:: Stated problem 1 ::
Express the data listing rows starting at the row containing "data-cell <box>324 470 327 474</box>" and ending at the row containing "data-cell <box>291 233 294 237</box>" as a Markdown table with columns n and Line, leaving out blank lines. Include only those rows.

:: Document text ::
================
Building New Data Centres: Russian Construction Heating Up

Sep 3, 2015

Datacentres for better security

Share this News

Russia is by no means a dominant force in the worldwide data centre industry. Its entire market share, globally speaking, is less than 0.5%. However, things are changing in that part of the world. Russian construction of new data centres has been picking up over the last five years. Furthermore, the commercial sector has been growing at about 25% since 2010. Russia's IT industry is readily embracing cloud and colocation services as a primary revenue driver for the future. At the end of last year, the commercial market was estimated at some £109 million, representing a 20% increase over the year before. Experts believe that growth will continue for the next 3 to 5 years at minimum, and perhaps longer. They expect the business to government market to do very well also.

2 Factors Driving Construction

Until just a few years ago, Russian businesses and consumers were content to utilise international data centres for their data hosting needs however that seems to no longer be the case. According to some research conducted in Russia, there are two primary factors driving new data centre construction:
  • Natural Environment – As a whole, the natural environment in Russia is rather cool. The region is not known for blistering hot temperatures and extremely high humidity over long periods. Therefore, the power and cooling needs of the typical data centre are lower in Russia than they are in other parts of Europe and Asia. Russian companies are finding it more profitable to build domestically rather than going internationally. Companies outside of Russia are also finding the environment attractive.
================
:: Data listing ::
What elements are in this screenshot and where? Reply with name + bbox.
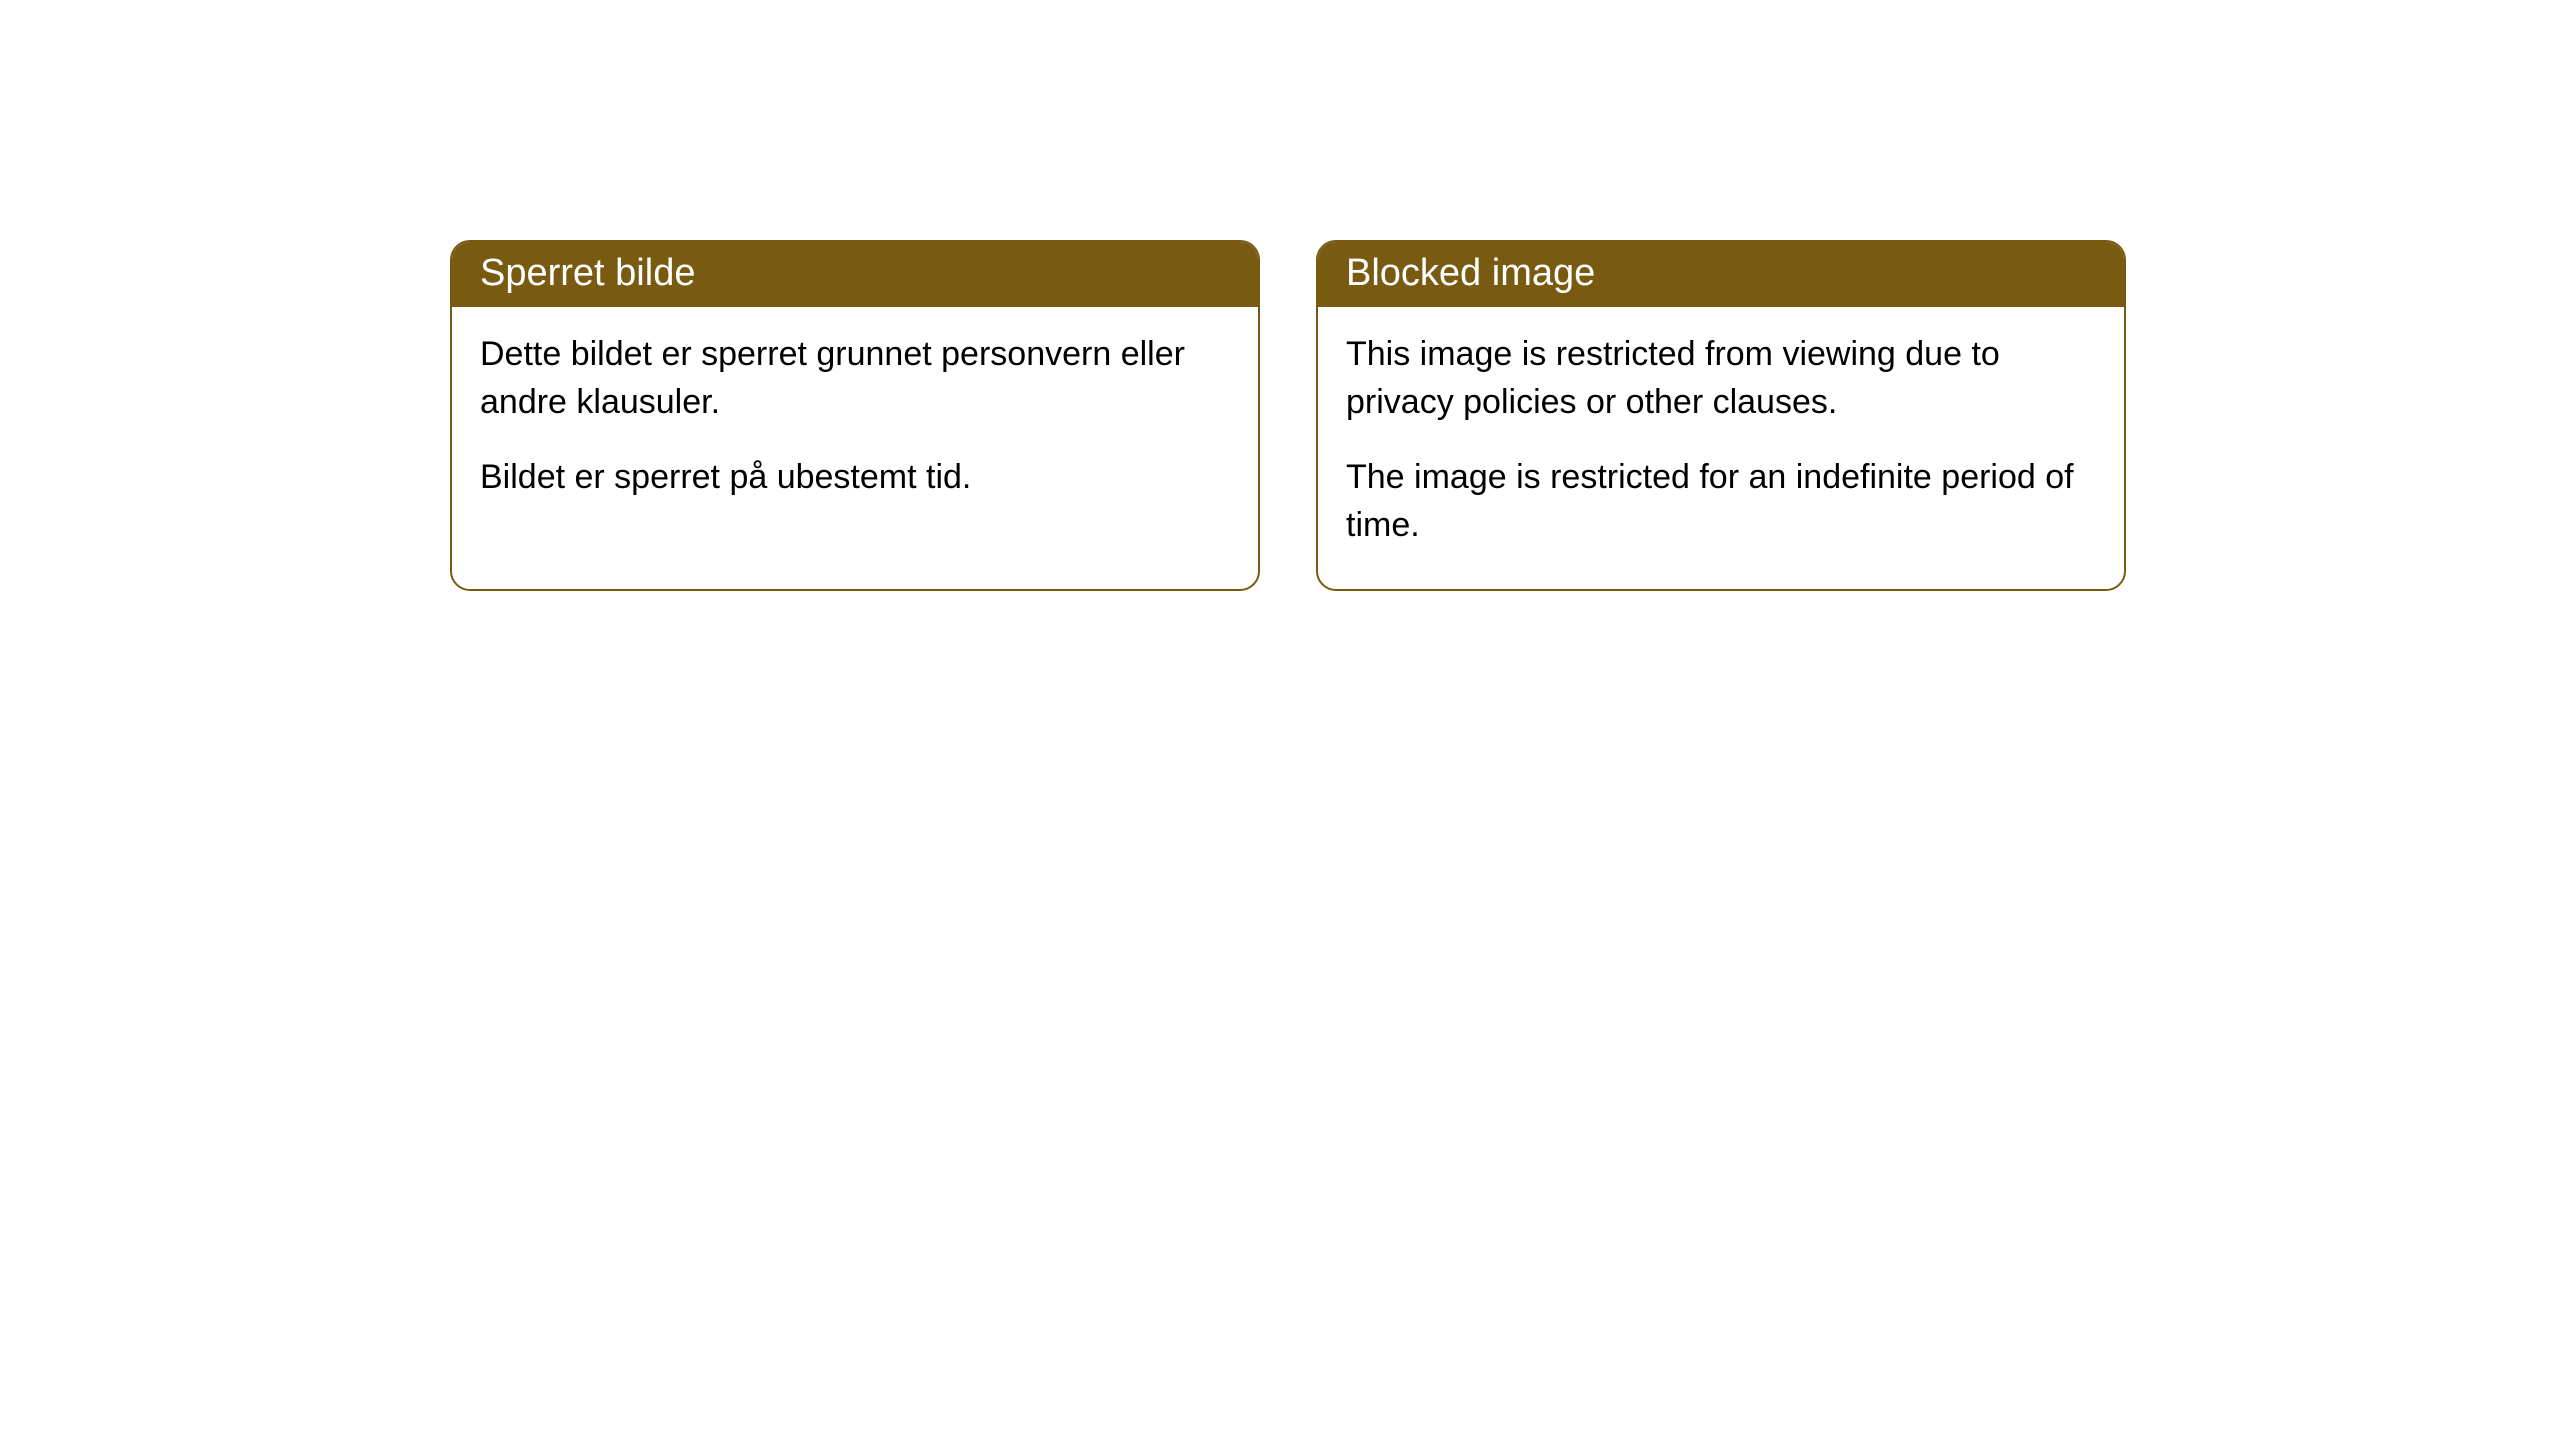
notice-paragraph: Dette bildet er sperret grunnet personve… (480, 331, 1230, 426)
notice-paragraph: This image is restricted from viewing du… (1346, 331, 2096, 426)
notice-card-english: Blocked image This image is restricted f… (1316, 240, 2126, 591)
notice-paragraph: The image is restricted for an indefinit… (1346, 454, 2096, 549)
notice-header: Blocked image (1318, 242, 2124, 307)
notice-container: Sperret bilde Dette bildet er sperret gr… (0, 0, 2560, 591)
notice-body: This image is restricted from viewing du… (1318, 307, 2124, 589)
notice-body: Dette bildet er sperret grunnet personve… (452, 307, 1258, 542)
notice-paragraph: Bildet er sperret på ubestemt tid. (480, 454, 1230, 502)
notice-header: Sperret bilde (452, 242, 1258, 307)
notice-card-norwegian: Sperret bilde Dette bildet er sperret gr… (450, 240, 1260, 591)
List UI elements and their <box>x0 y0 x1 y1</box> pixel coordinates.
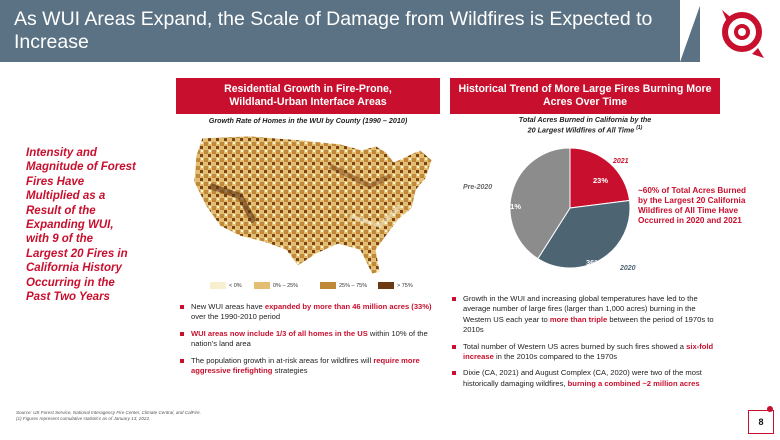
left-banner-line2: Wildland-Urban Interface Areas <box>229 96 387 108</box>
list-item: New WUI areas have expanded by more than… <box>180 302 438 323</box>
chart-caption: Total Acres Burned in California by the … <box>450 115 720 134</box>
slice-label-pre2020: Pre-2020 <box>463 184 493 191</box>
left-bullets: New WUI areas have expanded by more than… <box>180 302 438 382</box>
legend-label: > 75% <box>397 283 413 289</box>
header-edge <box>680 0 702 62</box>
right-banner-line2: Acres Over Time <box>542 96 627 108</box>
legend-swatch <box>254 282 270 289</box>
footnotes: Source: US Forest Service, National Inte… <box>16 410 616 422</box>
list-item: Total number of Western US acres burned … <box>452 342 724 363</box>
legend-swatch <box>378 282 394 289</box>
pie-callout: ~60% of Total Acres Burned by the Larges… <box>638 186 747 225</box>
data-label-pre2020: 41% <box>506 202 522 211</box>
footnote-1: (1) Figures represent cumulative statist… <box>16 416 151 421</box>
slice-label-2021: 2021 <box>613 158 629 165</box>
legend-label: < 0% <box>229 283 242 289</box>
us-wui-map <box>193 135 433 275</box>
company-logo <box>700 0 780 62</box>
right-section-banner: Historical Trend of More Large Fires Bur… <box>450 78 720 114</box>
page-dot-icon <box>767 406 773 412</box>
pie-slice-pre-2020 <box>509 147 571 260</box>
logo-icon <box>722 10 764 58</box>
list-item: The population growth in at-risk areas f… <box>180 356 438 377</box>
legend-swatch <box>210 282 226 289</box>
chart-caption-line2: 20 Largest Wildfires of All Time (1) <box>527 125 643 135</box>
data-label-2020: 36% <box>586 258 602 267</box>
pie-slice-2021 <box>569 147 631 209</box>
legend-label: 0% – 25% <box>273 283 299 289</box>
page-title: As WUI Areas Expand, the Scale of Damage… <box>14 8 653 53</box>
map-caption: Growth Rate of Homes in the WUI by Count… <box>208 116 408 125</box>
list-item: Dixie (CA, 2021) and August Complex (CA,… <box>452 368 724 389</box>
data-label-2021: 23% <box>593 176 609 185</box>
left-section-banner: Residential Growth in Fire-Prone, Wildla… <box>176 78 440 114</box>
us-map-shape <box>193 135 433 275</box>
chart-caption-line1: Total Acres Burned in California by the <box>518 115 652 124</box>
map-legend: < 0% 0% – 25% 25% – 75% > 75% <box>210 282 420 294</box>
legend-swatch <box>320 282 336 289</box>
left-callout: Intensity and Magnitude of Forest Fires … <box>26 147 136 304</box>
title-bar: As WUI Areas Expand, the Scale of Damage… <box>0 0 702 62</box>
right-banner-line1: Historical Trend of More Large Fires Bur… <box>458 83 712 95</box>
slice-label-2020: 2020 <box>620 265 636 272</box>
list-item: Growth in the WUI and increasing global … <box>452 294 724 336</box>
left-banner-line1: Residential Growth in Fire-Prone, <box>224 83 392 95</box>
list-item: WUI areas now include 1/3 of all homes i… <box>180 329 438 350</box>
pie-slice-2020 <box>537 199 631 269</box>
page-number: 8 <box>748 410 774 434</box>
source-note: Source: US Forest Service, National Inte… <box>16 410 201 415</box>
legend-label: 25% – 75% <box>339 283 368 289</box>
right-bullets: Growth in the WUI and increasing global … <box>452 294 724 395</box>
pie-chart <box>509 147 631 269</box>
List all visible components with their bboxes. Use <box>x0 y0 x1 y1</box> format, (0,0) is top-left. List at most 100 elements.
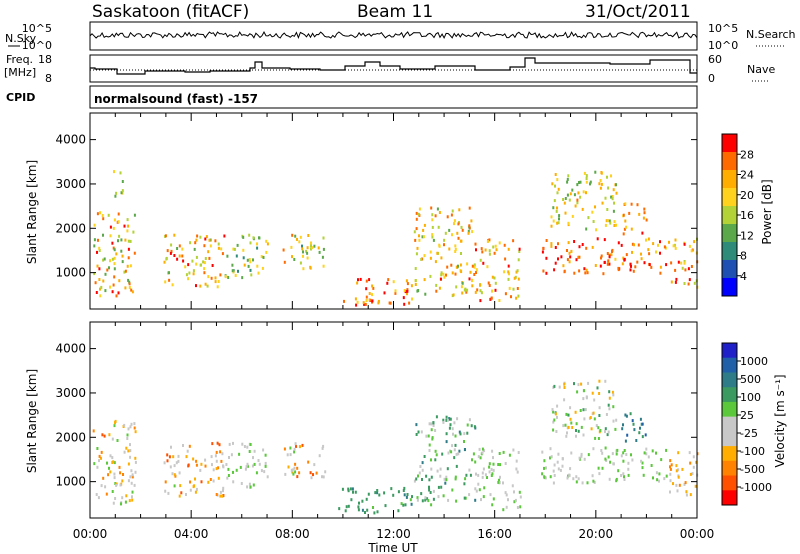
data-cell <box>324 470 327 474</box>
data-cell <box>102 217 105 221</box>
data-cell <box>659 265 662 269</box>
data-cell <box>635 439 638 442</box>
data-cell <box>473 263 476 267</box>
data-cell <box>420 492 423 496</box>
data-cell <box>291 233 294 237</box>
data-cell <box>456 417 459 421</box>
colorbar-segment <box>722 460 737 476</box>
data-cell <box>312 473 314 477</box>
data-cell <box>641 422 644 426</box>
data-cell <box>126 218 129 222</box>
data-cell <box>622 423 624 427</box>
nsky-series <box>89 31 698 40</box>
data-cell <box>377 299 380 303</box>
data-cell <box>584 271 587 275</box>
data-cell <box>451 427 454 431</box>
colorbar-tick-label: 25 <box>740 409 754 422</box>
data-cell <box>553 384 556 388</box>
data-cell <box>171 283 174 287</box>
data-cell <box>472 452 475 456</box>
data-cell <box>373 511 376 515</box>
data-cell <box>550 224 553 228</box>
data-cell <box>230 453 233 457</box>
data-cell <box>186 449 189 453</box>
nsearch-tick-bottom: 10^0 <box>708 39 738 52</box>
freq-series <box>90 57 697 75</box>
data-cell <box>626 433 629 437</box>
data-cell <box>479 283 481 287</box>
data-cell <box>358 501 360 505</box>
data-cell <box>490 296 493 300</box>
data-cell <box>650 265 653 269</box>
data-cell <box>552 469 555 473</box>
ytick-label: 3000 <box>55 386 86 400</box>
data-cell <box>416 496 419 500</box>
data-cell <box>445 478 448 482</box>
data-cell <box>622 451 625 455</box>
data-cell <box>623 449 626 452</box>
data-cell <box>203 244 206 248</box>
data-cell <box>420 257 423 261</box>
data-cell <box>432 421 435 425</box>
data-cell <box>449 423 452 427</box>
data-cell <box>553 268 556 272</box>
data-cell <box>128 499 131 503</box>
data-cell <box>403 289 406 292</box>
data-cell <box>125 494 128 498</box>
data-cell <box>305 249 308 253</box>
data-cell <box>170 243 173 247</box>
data-cell <box>488 238 491 242</box>
data-cell <box>566 476 569 480</box>
data-cell <box>577 477 580 481</box>
data-cell <box>415 477 418 481</box>
data-cell <box>227 474 230 477</box>
data-cell <box>543 459 546 463</box>
data-cell <box>585 227 588 231</box>
data-cell <box>430 458 432 462</box>
data-cell <box>663 245 666 249</box>
data-cell <box>465 290 468 294</box>
data-cell <box>513 490 515 494</box>
data-cell <box>446 265 449 269</box>
data-cell <box>467 229 470 233</box>
data-cell <box>599 429 602 432</box>
data-cell <box>365 497 368 501</box>
data-cell <box>468 206 471 210</box>
data-cell <box>561 464 564 468</box>
data-cell <box>675 469 678 473</box>
data-cell <box>457 236 460 240</box>
data-cell <box>565 434 568 438</box>
data-cell <box>354 490 357 494</box>
data-cell <box>563 386 566 389</box>
data-cell <box>566 193 569 197</box>
data-cell <box>638 212 641 216</box>
data-cell <box>129 239 132 243</box>
time-xlabel: Time UT <box>367 541 418 554</box>
data-cell <box>100 484 103 488</box>
data-cell <box>609 221 612 225</box>
data-cell <box>507 270 510 274</box>
power-ylabel: Slant Range [km] <box>25 160 39 264</box>
data-cell <box>640 252 642 256</box>
data-cell <box>638 431 641 435</box>
data-cell <box>642 216 645 220</box>
data-cell <box>437 485 440 489</box>
data-cell <box>98 267 101 271</box>
data-cell <box>599 179 602 182</box>
data-cell <box>681 266 684 270</box>
data-cell <box>430 503 433 507</box>
data-cell <box>586 481 589 485</box>
data-cell <box>579 195 582 199</box>
data-cell <box>294 462 297 466</box>
data-cell <box>215 467 218 471</box>
data-cell <box>551 182 554 186</box>
data-cell <box>118 465 121 469</box>
data-cell <box>449 417 452 421</box>
data-cell <box>195 238 198 242</box>
data-cell <box>621 427 624 431</box>
data-cell <box>473 265 476 269</box>
data-cell <box>665 448 668 452</box>
data-cell <box>479 299 482 303</box>
data-cell <box>579 409 582 412</box>
data-cell <box>98 454 101 458</box>
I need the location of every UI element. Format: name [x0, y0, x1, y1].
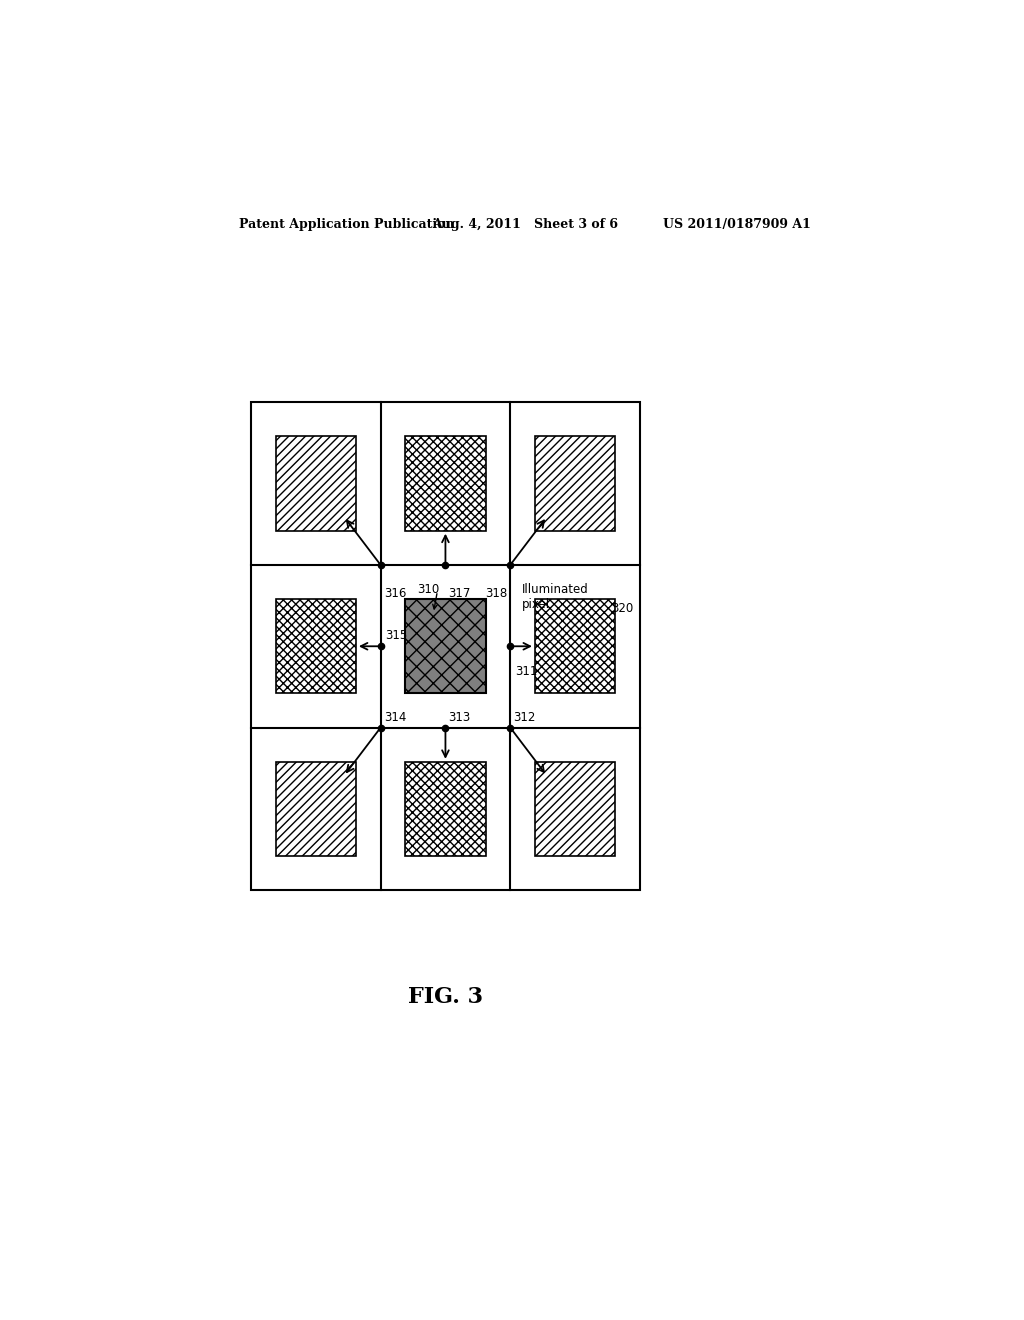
================
:: Stated problem 2 ::
List every percentage figure given in the article on Russian data center construction.

:: Written reply 1 ::
| n | Line |
|---|---|
| 1 | data-cell <box>324 470 327 474</box> |
| 2 | data-cell <box>102 217 105 221</box> |
| 3 | data-cell <box>659 265 662 269</box> |
| 4 | data-cell <box>635 439 638 442</box> |
| 5 | data-cell <box>473 263 476 267</box> |
| 6 | data-cell <box>420 492 423 496</box> |
| 7 | data-cell <box>291 233 294 237</box> |

:: Written reply 2 ::
- 0.5%
- 25%
- 20%